_TASK TO COMPLETE_
From the entries below, tally how many lines contain "JSON" and report only that figure.
****************************************
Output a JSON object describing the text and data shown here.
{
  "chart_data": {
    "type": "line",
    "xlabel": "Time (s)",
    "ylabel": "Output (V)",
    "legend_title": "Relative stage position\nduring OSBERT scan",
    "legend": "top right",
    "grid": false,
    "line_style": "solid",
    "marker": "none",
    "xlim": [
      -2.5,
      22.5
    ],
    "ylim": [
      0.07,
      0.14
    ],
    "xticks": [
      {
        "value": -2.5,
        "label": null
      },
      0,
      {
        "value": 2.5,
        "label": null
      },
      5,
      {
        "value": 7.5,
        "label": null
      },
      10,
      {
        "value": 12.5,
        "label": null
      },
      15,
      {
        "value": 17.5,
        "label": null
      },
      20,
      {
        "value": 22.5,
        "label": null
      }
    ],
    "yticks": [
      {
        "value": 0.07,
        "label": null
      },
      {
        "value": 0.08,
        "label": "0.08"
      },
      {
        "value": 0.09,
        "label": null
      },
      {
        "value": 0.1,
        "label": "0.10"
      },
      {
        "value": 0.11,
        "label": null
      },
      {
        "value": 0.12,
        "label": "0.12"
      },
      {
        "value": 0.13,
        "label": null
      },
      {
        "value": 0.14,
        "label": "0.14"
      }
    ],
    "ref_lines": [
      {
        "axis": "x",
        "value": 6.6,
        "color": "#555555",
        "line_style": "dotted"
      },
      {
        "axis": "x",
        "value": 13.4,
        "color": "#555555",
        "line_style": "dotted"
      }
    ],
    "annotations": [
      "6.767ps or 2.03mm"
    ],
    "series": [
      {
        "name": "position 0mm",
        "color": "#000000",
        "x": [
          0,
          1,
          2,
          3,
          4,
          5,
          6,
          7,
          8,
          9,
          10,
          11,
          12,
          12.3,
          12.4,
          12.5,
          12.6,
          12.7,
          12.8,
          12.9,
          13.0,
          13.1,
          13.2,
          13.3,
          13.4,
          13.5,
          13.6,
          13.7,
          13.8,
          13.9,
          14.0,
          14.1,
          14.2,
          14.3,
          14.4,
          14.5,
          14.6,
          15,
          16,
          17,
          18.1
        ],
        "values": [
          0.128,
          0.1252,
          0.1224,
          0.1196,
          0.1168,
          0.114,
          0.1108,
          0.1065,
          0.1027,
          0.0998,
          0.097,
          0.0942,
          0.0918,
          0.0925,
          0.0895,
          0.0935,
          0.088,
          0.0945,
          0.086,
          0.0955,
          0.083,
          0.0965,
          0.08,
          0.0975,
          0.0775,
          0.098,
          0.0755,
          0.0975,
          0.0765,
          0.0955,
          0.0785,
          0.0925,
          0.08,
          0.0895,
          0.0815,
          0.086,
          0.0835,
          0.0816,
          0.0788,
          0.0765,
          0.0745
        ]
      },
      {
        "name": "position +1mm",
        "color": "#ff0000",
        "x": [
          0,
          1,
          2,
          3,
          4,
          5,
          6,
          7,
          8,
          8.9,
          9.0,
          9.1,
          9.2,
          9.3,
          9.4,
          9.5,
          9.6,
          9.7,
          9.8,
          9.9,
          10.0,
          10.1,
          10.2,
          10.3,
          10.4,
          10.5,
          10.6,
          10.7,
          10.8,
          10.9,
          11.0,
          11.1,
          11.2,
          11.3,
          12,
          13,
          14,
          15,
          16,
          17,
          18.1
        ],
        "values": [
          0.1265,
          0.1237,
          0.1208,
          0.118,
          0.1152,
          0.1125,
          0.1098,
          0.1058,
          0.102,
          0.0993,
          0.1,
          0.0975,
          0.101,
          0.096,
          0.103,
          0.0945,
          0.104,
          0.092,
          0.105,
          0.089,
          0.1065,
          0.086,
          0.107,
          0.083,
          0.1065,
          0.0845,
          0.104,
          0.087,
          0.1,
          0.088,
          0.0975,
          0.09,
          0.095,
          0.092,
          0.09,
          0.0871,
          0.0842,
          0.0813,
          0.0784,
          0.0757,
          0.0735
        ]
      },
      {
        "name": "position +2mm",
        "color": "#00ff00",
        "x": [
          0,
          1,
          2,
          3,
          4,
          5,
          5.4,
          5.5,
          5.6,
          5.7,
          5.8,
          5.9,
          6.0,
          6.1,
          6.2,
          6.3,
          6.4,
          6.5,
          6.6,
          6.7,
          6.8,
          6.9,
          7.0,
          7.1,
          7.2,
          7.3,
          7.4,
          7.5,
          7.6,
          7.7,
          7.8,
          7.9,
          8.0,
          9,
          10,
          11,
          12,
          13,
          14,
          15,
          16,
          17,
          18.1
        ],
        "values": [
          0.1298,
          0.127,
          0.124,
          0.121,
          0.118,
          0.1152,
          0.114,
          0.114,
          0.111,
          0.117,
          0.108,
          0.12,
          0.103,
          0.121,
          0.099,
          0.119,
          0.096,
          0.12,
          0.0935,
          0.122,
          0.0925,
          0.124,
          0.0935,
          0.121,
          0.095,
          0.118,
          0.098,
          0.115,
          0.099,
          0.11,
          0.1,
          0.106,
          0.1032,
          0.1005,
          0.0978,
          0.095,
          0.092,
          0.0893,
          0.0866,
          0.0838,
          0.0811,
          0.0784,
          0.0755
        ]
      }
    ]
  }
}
****************************************
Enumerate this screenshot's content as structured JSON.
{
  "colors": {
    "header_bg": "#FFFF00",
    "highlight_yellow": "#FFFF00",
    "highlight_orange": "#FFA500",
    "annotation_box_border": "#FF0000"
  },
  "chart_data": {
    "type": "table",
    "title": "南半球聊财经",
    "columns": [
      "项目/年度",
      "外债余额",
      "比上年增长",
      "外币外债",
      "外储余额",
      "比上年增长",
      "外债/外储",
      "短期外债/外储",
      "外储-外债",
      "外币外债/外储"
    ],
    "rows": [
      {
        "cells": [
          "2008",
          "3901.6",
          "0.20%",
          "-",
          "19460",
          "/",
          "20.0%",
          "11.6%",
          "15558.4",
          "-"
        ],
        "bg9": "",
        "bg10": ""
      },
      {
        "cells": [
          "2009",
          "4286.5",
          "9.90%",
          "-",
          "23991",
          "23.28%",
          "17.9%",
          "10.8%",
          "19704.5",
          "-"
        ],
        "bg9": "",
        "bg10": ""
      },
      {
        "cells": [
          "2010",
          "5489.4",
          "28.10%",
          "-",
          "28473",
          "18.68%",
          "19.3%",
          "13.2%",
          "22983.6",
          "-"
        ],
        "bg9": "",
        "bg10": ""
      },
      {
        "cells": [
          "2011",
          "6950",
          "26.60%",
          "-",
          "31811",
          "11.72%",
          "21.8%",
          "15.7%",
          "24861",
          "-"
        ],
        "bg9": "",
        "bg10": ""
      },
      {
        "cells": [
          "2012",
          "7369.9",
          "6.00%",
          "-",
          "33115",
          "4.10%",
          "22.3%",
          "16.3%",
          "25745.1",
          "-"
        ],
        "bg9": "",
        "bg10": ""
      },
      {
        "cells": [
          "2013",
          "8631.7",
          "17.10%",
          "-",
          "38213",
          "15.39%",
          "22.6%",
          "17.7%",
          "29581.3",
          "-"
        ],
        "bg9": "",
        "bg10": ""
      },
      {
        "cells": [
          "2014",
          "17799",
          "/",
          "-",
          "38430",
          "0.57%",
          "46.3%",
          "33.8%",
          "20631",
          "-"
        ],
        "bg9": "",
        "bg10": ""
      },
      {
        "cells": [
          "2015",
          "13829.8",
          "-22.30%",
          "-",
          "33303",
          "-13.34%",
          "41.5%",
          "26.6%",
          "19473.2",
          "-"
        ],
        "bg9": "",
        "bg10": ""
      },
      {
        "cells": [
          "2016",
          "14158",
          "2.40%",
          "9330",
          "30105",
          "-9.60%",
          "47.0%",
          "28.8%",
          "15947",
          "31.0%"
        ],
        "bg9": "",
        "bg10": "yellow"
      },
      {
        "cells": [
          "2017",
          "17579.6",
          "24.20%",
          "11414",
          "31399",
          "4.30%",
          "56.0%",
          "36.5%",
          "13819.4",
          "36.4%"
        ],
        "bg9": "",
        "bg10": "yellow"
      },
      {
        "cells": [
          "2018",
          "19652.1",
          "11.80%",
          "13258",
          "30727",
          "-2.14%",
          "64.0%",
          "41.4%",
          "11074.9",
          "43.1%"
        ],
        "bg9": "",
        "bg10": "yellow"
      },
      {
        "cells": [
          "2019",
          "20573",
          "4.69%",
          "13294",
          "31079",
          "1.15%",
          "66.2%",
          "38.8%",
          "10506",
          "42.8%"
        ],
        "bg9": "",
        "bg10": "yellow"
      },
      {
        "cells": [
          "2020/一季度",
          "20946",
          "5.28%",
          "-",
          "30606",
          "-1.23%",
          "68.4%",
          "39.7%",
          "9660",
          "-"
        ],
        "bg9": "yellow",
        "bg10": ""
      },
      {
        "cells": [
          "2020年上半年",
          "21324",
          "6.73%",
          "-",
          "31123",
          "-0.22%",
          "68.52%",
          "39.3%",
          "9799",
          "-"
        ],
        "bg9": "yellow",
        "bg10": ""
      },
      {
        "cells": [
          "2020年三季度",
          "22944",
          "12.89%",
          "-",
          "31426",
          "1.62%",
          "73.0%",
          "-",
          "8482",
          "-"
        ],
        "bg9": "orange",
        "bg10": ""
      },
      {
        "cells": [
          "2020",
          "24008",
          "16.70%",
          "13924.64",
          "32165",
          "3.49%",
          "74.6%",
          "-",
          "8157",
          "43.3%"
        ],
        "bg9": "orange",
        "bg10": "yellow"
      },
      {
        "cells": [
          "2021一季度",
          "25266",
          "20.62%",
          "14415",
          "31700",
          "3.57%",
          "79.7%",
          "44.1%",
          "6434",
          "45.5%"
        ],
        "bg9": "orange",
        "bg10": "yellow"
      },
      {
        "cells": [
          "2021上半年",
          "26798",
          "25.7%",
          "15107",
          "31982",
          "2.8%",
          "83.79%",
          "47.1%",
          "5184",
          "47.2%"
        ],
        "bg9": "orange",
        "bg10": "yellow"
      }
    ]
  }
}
****************************************
_EXERCISE RESPONSE_
2